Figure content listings

········

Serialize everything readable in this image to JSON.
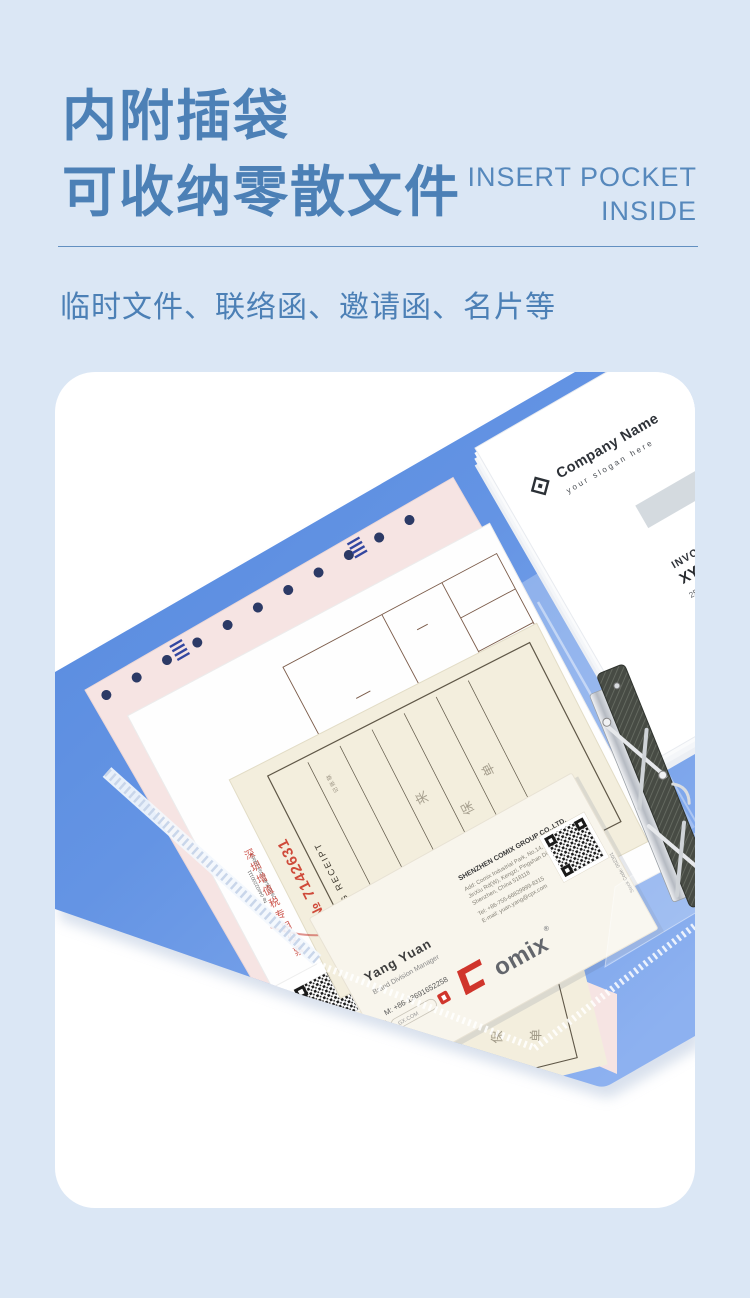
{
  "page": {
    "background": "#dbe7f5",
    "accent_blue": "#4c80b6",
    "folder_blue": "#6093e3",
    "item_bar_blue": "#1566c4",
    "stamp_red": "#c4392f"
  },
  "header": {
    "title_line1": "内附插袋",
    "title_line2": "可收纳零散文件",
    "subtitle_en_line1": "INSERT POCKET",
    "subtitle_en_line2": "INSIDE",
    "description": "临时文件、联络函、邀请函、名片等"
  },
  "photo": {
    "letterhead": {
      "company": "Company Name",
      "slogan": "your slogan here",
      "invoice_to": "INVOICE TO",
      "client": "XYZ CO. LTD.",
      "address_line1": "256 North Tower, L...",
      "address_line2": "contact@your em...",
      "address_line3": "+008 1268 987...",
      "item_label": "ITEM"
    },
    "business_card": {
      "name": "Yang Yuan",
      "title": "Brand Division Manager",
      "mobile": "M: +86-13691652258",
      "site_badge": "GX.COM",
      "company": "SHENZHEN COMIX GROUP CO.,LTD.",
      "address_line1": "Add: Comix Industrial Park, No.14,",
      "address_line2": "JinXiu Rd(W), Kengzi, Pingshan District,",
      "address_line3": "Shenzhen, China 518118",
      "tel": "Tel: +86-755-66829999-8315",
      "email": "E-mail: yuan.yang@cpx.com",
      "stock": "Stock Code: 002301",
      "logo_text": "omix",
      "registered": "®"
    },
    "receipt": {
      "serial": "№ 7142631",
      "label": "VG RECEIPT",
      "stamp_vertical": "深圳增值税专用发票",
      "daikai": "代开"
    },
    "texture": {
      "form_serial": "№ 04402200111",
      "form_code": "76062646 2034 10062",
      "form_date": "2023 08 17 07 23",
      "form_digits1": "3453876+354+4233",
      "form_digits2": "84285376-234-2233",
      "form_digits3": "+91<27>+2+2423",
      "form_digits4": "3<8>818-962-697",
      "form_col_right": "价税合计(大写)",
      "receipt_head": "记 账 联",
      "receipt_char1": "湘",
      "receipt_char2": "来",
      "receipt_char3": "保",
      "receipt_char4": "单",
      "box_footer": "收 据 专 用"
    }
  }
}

········

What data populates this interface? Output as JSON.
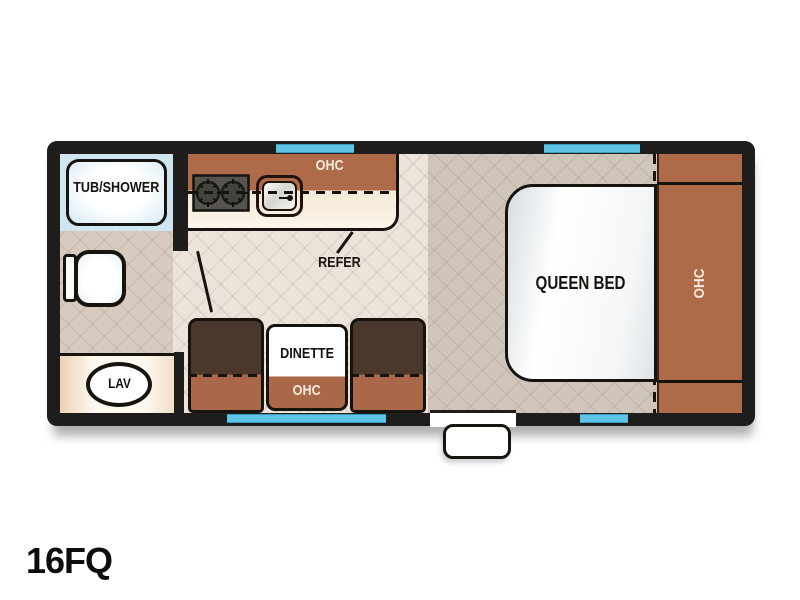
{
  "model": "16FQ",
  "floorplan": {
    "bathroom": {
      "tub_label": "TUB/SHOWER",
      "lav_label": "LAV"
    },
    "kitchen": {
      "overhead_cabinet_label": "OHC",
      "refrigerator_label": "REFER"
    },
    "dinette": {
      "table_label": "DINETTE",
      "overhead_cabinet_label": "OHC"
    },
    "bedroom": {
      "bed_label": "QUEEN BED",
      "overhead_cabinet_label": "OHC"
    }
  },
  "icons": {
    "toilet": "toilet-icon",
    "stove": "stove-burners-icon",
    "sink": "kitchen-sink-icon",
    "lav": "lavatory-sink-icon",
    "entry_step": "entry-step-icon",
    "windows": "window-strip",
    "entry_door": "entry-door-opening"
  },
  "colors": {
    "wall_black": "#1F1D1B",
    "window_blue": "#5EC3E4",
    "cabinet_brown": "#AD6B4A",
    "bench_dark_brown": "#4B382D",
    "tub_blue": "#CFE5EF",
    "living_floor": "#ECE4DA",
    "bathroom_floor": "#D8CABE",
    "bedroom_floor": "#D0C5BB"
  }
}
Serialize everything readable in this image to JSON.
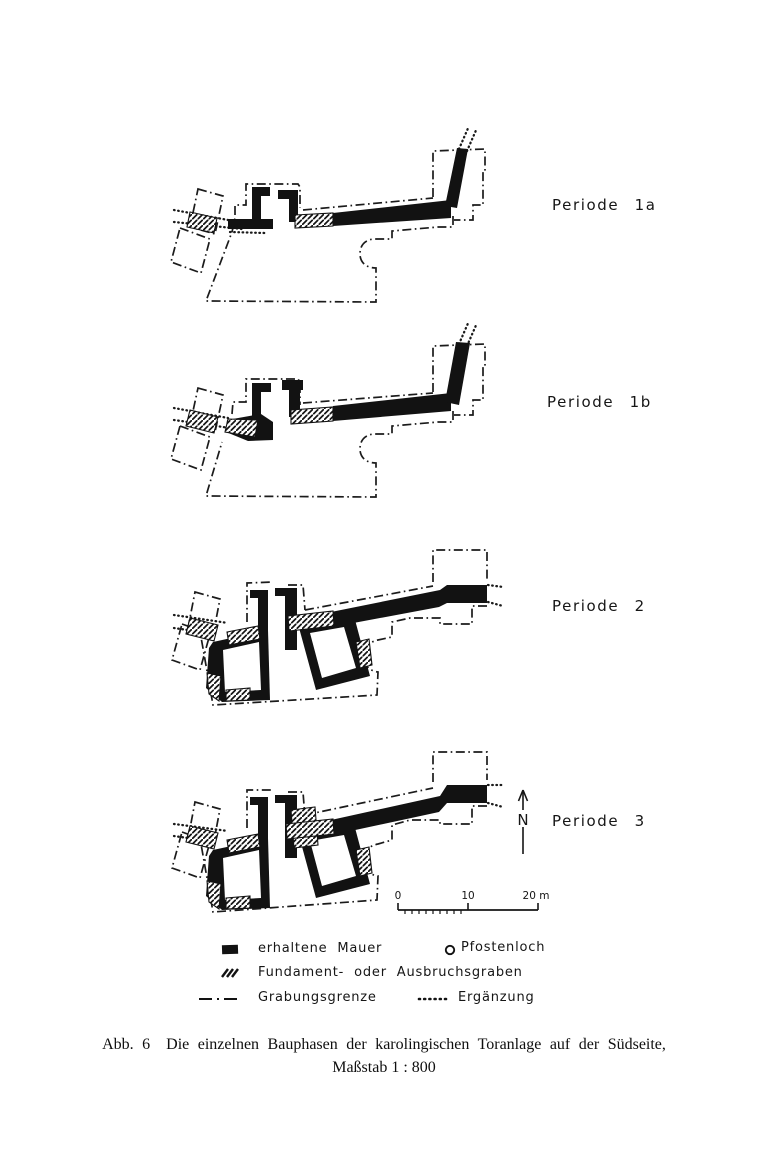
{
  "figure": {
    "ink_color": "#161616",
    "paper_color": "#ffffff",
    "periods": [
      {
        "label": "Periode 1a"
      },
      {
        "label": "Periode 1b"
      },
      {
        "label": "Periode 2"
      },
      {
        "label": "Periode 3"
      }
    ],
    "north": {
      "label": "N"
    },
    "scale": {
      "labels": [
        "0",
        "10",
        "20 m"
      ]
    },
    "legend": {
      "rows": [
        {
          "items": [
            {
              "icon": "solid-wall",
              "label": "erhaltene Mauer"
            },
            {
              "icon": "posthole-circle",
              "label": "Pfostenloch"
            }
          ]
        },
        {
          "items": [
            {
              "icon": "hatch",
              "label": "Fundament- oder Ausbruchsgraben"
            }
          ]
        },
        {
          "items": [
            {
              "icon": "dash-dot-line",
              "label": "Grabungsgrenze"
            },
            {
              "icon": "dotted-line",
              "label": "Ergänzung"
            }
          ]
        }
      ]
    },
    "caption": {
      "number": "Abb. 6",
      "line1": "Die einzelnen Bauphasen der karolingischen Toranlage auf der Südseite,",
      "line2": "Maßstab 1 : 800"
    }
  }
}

········

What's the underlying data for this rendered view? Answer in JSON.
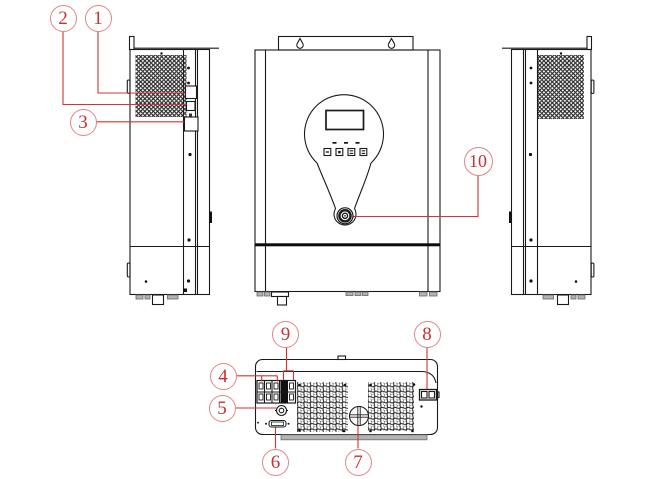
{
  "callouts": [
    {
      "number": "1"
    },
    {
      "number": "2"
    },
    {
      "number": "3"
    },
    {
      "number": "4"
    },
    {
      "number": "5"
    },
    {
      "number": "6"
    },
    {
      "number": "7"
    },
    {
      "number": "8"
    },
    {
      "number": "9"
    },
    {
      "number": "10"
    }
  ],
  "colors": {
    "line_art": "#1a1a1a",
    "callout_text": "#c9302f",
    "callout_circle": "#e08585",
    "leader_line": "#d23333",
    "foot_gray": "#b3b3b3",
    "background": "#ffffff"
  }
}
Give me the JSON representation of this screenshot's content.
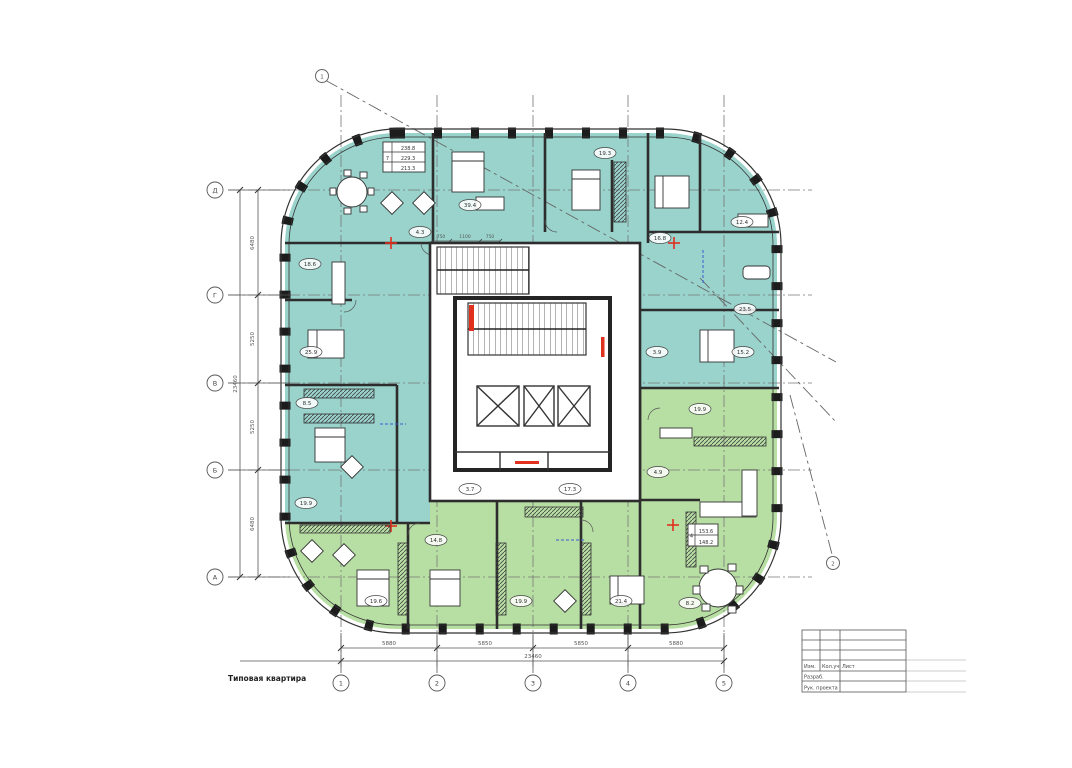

········

▶ _Exercise objective_: Using the listing above, repeat word for word each line from the one with "What's the underlying" down to the one with "Give me the", both included. Omit all pictures.

▶ _Response for this exercise_:
What's the underlying data for this rendered view? Answer in JSON.
{
  "callouts": [
    {
      "number": "1"
    },
    {
      "number": "2"
    },
    {
      "number": "3"
    },
    {
      "number": "4"
    },
    {
      "number": "5"
    },
    {
      "number": "6"
    },
    {
      "number": "7"
    },
    {
      "number": "8"
    },
    {
      "number": "9"
    },
    {
      "number": "10"
    }
  ],
  "colors": {
    "line_art": "#1a1a1a",
    "callout_text": "#c9302f",
    "callout_circle": "#e08585",
    "leader_line": "#d23333",
    "foot_gray": "#b3b3b3",
    "background": "#ffffff"
  }
}
Give me the JSON representation of this screenshot's content.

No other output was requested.